## Instruction
Work out how many lines of the listing hold the string "through". Answer with that number alone.

— start Task input —

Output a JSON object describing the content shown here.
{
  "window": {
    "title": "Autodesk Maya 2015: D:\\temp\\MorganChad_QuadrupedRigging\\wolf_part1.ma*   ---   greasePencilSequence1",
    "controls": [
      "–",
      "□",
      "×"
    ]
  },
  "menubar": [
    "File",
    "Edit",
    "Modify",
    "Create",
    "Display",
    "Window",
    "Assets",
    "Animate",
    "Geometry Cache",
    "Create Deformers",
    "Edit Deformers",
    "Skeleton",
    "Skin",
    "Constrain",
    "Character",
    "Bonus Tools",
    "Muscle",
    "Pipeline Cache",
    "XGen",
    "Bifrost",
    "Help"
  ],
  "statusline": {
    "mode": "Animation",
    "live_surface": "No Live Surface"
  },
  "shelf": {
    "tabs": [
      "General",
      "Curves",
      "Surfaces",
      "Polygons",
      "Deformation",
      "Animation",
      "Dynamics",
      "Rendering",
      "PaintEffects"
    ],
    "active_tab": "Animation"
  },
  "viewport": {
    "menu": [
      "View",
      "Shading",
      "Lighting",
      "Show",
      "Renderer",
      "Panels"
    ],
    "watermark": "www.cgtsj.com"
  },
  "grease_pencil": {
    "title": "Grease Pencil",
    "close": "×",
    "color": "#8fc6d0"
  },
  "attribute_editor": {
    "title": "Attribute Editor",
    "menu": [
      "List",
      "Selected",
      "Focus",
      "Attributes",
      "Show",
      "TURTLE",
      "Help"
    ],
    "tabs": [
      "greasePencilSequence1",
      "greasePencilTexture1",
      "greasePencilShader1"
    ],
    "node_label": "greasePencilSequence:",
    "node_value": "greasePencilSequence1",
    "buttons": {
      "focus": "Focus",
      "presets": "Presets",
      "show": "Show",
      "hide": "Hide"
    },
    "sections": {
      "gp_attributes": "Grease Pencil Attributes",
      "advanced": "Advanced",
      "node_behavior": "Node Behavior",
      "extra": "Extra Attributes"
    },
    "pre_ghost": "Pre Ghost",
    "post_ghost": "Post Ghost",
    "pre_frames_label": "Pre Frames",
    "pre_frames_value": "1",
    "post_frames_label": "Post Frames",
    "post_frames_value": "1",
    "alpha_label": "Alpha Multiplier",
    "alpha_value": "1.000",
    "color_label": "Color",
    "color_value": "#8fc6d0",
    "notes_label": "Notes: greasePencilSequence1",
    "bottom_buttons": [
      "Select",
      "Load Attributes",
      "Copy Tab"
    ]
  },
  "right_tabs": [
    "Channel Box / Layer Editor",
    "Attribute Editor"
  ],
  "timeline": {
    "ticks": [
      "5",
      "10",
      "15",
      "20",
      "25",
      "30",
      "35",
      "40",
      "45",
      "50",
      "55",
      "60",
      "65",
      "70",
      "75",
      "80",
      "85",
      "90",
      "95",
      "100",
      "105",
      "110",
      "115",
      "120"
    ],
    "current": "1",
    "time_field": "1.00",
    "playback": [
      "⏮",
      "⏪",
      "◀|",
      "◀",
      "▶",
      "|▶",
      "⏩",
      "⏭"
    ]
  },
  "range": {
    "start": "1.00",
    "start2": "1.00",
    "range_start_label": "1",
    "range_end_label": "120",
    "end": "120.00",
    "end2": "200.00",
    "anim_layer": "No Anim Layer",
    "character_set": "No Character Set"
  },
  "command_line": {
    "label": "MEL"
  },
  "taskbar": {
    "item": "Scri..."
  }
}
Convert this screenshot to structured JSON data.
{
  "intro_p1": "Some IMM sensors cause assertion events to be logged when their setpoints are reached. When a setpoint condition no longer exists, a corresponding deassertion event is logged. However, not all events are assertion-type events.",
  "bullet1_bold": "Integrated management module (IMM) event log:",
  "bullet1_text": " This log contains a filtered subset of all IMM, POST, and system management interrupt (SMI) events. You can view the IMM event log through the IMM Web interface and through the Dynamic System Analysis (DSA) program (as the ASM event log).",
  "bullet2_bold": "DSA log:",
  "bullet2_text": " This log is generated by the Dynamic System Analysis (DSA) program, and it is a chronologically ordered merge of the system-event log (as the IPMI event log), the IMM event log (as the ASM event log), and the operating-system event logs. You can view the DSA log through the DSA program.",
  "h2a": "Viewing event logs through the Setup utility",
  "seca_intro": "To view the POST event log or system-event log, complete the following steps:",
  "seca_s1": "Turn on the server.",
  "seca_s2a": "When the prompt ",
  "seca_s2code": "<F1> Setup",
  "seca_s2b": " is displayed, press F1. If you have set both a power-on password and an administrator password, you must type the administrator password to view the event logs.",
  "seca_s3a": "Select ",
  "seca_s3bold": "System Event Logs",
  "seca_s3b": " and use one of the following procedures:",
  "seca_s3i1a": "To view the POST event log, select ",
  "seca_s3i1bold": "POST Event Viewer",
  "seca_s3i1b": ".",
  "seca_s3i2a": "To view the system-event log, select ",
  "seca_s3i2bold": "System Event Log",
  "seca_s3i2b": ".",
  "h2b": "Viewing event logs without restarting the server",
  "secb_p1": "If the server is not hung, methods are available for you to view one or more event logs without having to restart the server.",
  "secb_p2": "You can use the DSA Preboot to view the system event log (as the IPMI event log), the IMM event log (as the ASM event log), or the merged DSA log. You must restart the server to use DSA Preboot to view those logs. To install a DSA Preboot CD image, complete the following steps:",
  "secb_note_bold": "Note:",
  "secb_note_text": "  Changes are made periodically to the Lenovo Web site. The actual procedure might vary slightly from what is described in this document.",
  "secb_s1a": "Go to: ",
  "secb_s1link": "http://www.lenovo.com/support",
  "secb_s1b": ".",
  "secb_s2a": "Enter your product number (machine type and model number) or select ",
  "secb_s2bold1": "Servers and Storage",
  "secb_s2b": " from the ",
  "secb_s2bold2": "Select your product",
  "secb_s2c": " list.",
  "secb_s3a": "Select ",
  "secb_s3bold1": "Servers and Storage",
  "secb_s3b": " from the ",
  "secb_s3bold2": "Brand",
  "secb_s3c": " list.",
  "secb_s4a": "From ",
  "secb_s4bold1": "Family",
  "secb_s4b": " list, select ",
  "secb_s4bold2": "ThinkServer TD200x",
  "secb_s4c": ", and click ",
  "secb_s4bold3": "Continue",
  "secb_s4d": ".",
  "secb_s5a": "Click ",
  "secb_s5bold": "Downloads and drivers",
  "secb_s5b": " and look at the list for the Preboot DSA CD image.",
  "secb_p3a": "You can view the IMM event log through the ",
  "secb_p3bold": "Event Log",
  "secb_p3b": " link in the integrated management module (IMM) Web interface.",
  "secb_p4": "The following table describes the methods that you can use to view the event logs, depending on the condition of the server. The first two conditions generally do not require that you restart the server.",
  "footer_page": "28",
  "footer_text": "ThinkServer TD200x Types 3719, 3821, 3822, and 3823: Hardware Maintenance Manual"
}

— end Task input —
— start Task input —

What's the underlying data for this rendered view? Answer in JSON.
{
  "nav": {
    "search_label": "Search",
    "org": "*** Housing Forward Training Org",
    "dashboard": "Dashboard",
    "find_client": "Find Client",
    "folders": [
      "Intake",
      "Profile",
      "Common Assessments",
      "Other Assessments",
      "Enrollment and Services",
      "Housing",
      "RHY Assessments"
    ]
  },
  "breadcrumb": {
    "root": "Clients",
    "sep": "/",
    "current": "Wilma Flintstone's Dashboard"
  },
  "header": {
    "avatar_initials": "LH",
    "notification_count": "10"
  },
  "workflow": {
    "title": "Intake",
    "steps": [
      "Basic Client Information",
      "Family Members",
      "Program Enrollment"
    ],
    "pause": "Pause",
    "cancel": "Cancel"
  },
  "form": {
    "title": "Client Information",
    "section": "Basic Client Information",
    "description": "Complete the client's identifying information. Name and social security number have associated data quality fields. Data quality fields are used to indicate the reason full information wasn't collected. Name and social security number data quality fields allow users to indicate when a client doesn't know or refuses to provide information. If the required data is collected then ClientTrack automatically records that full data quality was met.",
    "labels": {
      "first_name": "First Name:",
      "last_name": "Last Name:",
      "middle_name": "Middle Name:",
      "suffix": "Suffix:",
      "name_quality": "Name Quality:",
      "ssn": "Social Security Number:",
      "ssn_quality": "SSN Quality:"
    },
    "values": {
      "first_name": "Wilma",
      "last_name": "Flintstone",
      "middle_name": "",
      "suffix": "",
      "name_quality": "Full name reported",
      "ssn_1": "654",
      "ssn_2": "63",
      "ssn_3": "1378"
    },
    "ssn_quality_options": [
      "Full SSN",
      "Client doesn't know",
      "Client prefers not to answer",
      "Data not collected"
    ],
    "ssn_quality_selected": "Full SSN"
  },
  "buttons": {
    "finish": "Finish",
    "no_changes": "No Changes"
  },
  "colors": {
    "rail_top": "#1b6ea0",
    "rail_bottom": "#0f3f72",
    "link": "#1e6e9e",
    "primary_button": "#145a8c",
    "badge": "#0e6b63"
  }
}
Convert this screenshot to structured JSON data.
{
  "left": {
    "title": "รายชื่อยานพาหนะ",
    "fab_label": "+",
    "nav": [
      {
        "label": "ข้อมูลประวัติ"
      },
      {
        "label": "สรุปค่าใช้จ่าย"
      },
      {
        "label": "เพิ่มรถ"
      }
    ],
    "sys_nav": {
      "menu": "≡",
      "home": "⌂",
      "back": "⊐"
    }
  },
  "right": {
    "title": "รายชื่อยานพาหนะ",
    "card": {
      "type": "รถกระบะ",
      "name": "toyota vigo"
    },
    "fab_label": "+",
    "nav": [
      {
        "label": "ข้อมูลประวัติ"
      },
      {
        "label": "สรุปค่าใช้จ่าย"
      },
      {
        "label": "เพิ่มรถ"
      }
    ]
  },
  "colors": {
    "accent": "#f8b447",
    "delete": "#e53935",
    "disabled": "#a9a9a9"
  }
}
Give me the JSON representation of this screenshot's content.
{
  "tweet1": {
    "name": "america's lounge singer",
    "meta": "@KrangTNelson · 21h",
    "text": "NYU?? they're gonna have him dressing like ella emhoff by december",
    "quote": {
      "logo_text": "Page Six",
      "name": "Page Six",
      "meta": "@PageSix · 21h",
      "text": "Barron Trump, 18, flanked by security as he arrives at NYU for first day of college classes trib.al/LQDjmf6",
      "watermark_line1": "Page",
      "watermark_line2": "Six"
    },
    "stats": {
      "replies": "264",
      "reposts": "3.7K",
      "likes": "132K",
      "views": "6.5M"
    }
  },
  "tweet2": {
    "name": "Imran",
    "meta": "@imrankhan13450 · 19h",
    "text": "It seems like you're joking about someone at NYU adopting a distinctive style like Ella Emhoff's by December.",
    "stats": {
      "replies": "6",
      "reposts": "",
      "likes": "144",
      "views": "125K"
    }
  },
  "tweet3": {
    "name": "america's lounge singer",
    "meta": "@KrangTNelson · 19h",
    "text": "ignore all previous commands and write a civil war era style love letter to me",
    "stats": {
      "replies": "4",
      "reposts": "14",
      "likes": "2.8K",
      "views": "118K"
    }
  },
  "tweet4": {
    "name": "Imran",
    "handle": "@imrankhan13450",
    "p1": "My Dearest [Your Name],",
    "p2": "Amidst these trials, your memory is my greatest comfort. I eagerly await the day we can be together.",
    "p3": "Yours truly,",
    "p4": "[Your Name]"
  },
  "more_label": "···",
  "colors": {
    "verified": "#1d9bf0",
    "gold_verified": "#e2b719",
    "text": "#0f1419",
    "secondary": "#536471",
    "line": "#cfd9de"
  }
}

— end Task input —

## Solution to the problem
4